§ **Rows**:
□ □ □ □
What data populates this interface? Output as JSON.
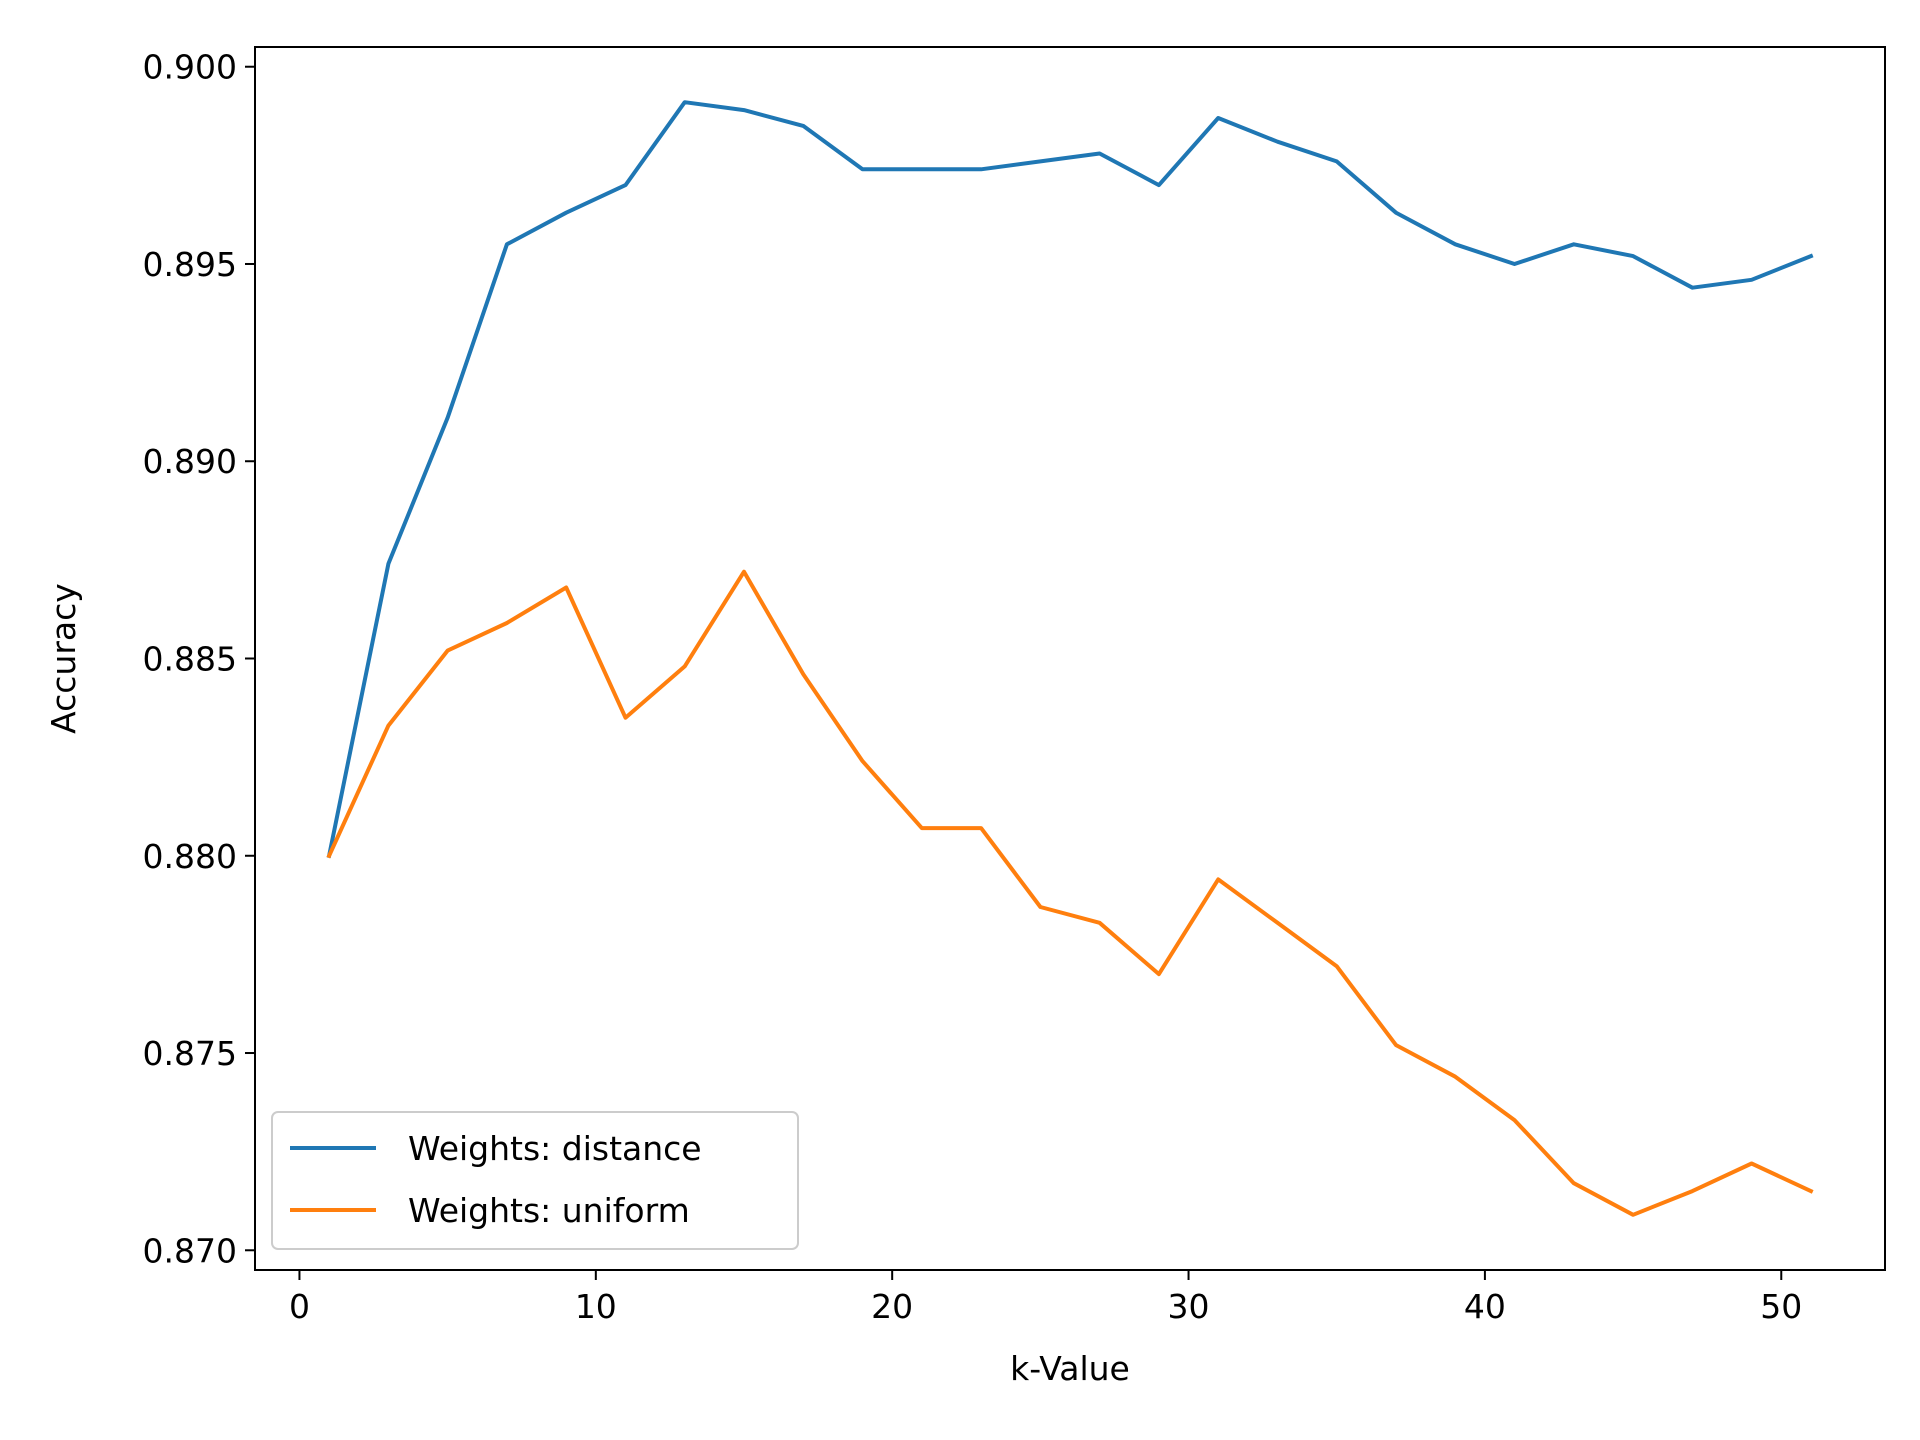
{
  "chart_data": {
    "type": "line",
    "title": "",
    "xlabel": "k-Value",
    "ylabel": "Accuracy",
    "xlim": [
      -1.5,
      53.5
    ],
    "ylim": [
      0.8695,
      0.9005
    ],
    "xticks": [
      0,
      10,
      20,
      30,
      40,
      50
    ],
    "xtick_labels": [
      "0",
      "10",
      "20",
      "30",
      "40",
      "50"
    ],
    "yticks": [
      0.87,
      0.875,
      0.88,
      0.885,
      0.89,
      0.895,
      0.9
    ],
    "ytick_labels": [
      "0.870",
      "0.875",
      "0.880",
      "0.885",
      "0.890",
      "0.895",
      "0.900"
    ],
    "grid": false,
    "legend_position": "lower-left",
    "x": [
      1,
      3,
      5,
      7,
      9,
      11,
      13,
      15,
      17,
      19,
      21,
      23,
      25,
      27,
      29,
      31,
      33,
      35,
      37,
      39,
      41,
      43,
      45,
      47,
      49,
      51
    ],
    "series": [
      {
        "name": "Weights: distance",
        "color": "#1f77b4",
        "values": [
          0.88,
          0.8874,
          0.8911,
          0.8955,
          0.8963,
          0.897,
          0.8991,
          0.8989,
          0.8985,
          0.8974,
          0.8974,
          0.8974,
          0.8976,
          0.8978,
          0.897,
          0.8987,
          0.8981,
          0.8976,
          0.8963,
          0.8955,
          0.895,
          0.8955,
          0.8952,
          0.8944,
          0.8946,
          0.8952
        ]
      },
      {
        "name": "Weights: uniform",
        "color": "#ff7f0e",
        "values": [
          0.88,
          0.8833,
          0.8852,
          0.8859,
          0.8868,
          0.8835,
          0.8848,
          0.8872,
          0.8846,
          0.8824,
          0.8807,
          0.8807,
          0.8787,
          0.8783,
          0.877,
          0.8794,
          0.8783,
          0.8772,
          0.8752,
          0.8744,
          0.8733,
          0.8717,
          0.8709,
          0.8715,
          0.8722,
          0.8715
        ]
      }
    ]
  }
}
□ □ □ □
Take the data above and repeat it exactly, leaving each picture out.

What data populates this interface? Output as JSON.
{
  "chart_data": {
    "type": "line",
    "title": "",
    "xlabel": "k-Value",
    "ylabel": "Accuracy",
    "xlim": [
      -1.5,
      53.5
    ],
    "ylim": [
      0.8695,
      0.9005
    ],
    "xticks": [
      0,
      10,
      20,
      30,
      40,
      50
    ],
    "xtick_labels": [
      "0",
      "10",
      "20",
      "30",
      "40",
      "50"
    ],
    "yticks": [
      0.87,
      0.875,
      0.88,
      0.885,
      0.89,
      0.895,
      0.9
    ],
    "ytick_labels": [
      "0.870",
      "0.875",
      "0.880",
      "0.885",
      "0.890",
      "0.895",
      "0.900"
    ],
    "grid": false,
    "legend_position": "lower-left",
    "x": [
      1,
      3,
      5,
      7,
      9,
      11,
      13,
      15,
      17,
      19,
      21,
      23,
      25,
      27,
      29,
      31,
      33,
      35,
      37,
      39,
      41,
      43,
      45,
      47,
      49,
      51
    ],
    "series": [
      {
        "name": "Weights: distance",
        "color": "#1f77b4",
        "values": [
          0.88,
          0.8874,
          0.8911,
          0.8955,
          0.8963,
          0.897,
          0.8991,
          0.8989,
          0.8985,
          0.8974,
          0.8974,
          0.8974,
          0.8976,
          0.8978,
          0.897,
          0.8987,
          0.8981,
          0.8976,
          0.8963,
          0.8955,
          0.895,
          0.8955,
          0.8952,
          0.8944,
          0.8946,
          0.8952
        ]
      },
      {
        "name": "Weights: uniform",
        "color": "#ff7f0e",
        "values": [
          0.88,
          0.8833,
          0.8852,
          0.8859,
          0.8868,
          0.8835,
          0.8848,
          0.8872,
          0.8846,
          0.8824,
          0.8807,
          0.8807,
          0.8787,
          0.8783,
          0.877,
          0.8794,
          0.8783,
          0.8772,
          0.8752,
          0.8744,
          0.8733,
          0.8717,
          0.8709,
          0.8715,
          0.8722,
          0.8715
        ]
      }
    ]
  }
}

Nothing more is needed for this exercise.